**What to produce**
Where a line in the listing contains the string "this", copy that line out.

[Collected data entries]
<<<<
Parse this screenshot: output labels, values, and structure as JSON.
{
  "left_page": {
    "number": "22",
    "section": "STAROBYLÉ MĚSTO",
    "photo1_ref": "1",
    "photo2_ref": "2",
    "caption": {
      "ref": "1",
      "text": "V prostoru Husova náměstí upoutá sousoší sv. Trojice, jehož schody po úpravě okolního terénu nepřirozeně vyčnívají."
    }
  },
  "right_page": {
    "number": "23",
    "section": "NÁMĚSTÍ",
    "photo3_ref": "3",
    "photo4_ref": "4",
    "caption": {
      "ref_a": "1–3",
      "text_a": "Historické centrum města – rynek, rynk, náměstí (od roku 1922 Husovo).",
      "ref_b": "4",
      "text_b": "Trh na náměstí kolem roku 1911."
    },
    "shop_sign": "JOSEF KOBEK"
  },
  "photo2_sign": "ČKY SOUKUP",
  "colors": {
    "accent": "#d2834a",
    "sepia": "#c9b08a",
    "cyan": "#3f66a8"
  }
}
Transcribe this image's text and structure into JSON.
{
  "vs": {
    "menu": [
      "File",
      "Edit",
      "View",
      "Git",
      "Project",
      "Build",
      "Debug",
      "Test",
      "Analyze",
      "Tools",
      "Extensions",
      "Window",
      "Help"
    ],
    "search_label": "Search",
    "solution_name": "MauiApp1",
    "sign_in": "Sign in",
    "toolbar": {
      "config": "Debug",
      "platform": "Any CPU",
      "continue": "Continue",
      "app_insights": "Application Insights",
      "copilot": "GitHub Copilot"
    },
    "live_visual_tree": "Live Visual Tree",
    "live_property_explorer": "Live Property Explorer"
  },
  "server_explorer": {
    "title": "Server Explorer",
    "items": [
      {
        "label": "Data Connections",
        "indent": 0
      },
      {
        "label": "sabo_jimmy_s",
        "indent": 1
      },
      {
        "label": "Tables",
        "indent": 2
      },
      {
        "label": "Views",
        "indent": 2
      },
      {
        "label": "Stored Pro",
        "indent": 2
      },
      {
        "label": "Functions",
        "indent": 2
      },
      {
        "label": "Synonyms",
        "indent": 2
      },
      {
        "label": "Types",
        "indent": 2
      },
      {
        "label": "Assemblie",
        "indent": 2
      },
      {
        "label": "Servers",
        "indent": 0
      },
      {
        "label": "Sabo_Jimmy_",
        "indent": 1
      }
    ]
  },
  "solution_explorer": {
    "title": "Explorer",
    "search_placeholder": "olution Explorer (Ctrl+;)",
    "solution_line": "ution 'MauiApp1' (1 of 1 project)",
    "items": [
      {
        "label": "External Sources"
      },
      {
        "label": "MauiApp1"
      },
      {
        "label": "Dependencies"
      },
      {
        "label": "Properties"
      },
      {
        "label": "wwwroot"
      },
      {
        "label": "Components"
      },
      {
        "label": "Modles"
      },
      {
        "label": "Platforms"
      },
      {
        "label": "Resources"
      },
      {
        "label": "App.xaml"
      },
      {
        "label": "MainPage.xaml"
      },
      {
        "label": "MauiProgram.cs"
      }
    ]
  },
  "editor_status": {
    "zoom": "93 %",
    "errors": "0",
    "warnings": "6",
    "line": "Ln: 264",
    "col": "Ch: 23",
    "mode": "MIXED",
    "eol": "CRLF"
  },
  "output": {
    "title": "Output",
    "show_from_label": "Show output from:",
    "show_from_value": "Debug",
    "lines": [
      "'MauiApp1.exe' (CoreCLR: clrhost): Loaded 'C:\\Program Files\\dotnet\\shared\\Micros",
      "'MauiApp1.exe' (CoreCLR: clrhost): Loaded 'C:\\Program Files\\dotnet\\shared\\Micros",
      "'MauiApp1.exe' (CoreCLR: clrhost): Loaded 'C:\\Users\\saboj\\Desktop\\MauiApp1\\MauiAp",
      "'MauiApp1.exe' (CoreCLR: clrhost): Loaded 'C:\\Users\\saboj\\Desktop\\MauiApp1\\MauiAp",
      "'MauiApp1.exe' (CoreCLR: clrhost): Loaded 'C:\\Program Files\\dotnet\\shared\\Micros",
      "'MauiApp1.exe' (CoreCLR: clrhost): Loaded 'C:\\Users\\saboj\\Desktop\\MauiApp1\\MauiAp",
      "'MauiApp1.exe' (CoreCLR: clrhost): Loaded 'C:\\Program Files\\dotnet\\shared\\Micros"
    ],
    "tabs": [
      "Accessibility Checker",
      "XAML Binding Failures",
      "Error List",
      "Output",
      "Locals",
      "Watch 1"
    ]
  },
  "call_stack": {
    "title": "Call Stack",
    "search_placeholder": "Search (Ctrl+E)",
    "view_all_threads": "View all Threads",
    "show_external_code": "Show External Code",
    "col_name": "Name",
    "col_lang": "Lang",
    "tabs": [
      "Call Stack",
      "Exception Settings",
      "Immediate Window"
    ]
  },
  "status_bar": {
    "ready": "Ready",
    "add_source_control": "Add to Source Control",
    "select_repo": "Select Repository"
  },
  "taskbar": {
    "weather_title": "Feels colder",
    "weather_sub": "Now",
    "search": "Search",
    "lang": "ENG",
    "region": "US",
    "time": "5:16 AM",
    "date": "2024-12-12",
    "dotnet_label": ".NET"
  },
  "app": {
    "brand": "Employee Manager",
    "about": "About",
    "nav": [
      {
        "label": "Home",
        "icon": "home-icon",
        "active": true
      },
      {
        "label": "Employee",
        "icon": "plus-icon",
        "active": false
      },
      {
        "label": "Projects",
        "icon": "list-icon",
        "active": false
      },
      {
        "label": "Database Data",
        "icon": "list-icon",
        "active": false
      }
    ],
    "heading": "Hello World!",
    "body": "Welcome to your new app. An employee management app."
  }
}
>>>>
**The response**
Parse this screenshot: output labels, values, and structure as JSON.
Transcribe this image's text and structure into JSON.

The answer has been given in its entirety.